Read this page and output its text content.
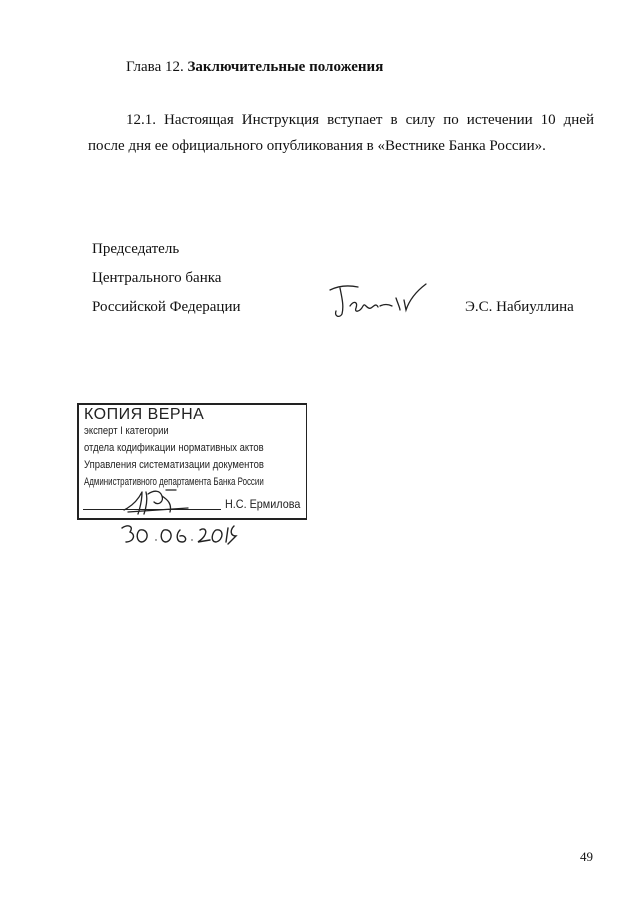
Глава 12. Заключительные положения
12.1. Настоящая Инструкция вступает в силу по истечении 10 дней
после дня ее официального опубликования в «Вестнике Банка России».
Председатель
Центрального банка
Российской Федерации	Э.С. Набиуллина
КОПИЯ ВЕРНА
эксперт I категории
отдела кодификации нормативных актов
Управления систематизации документов
Административного департамента Банка России
Н.С. Ермилова
49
......
Search the lines for the string "России" and copy every line that has it.

после дня ее официального опубликования в «Вестнике Банка России».
Административного департамента Банка России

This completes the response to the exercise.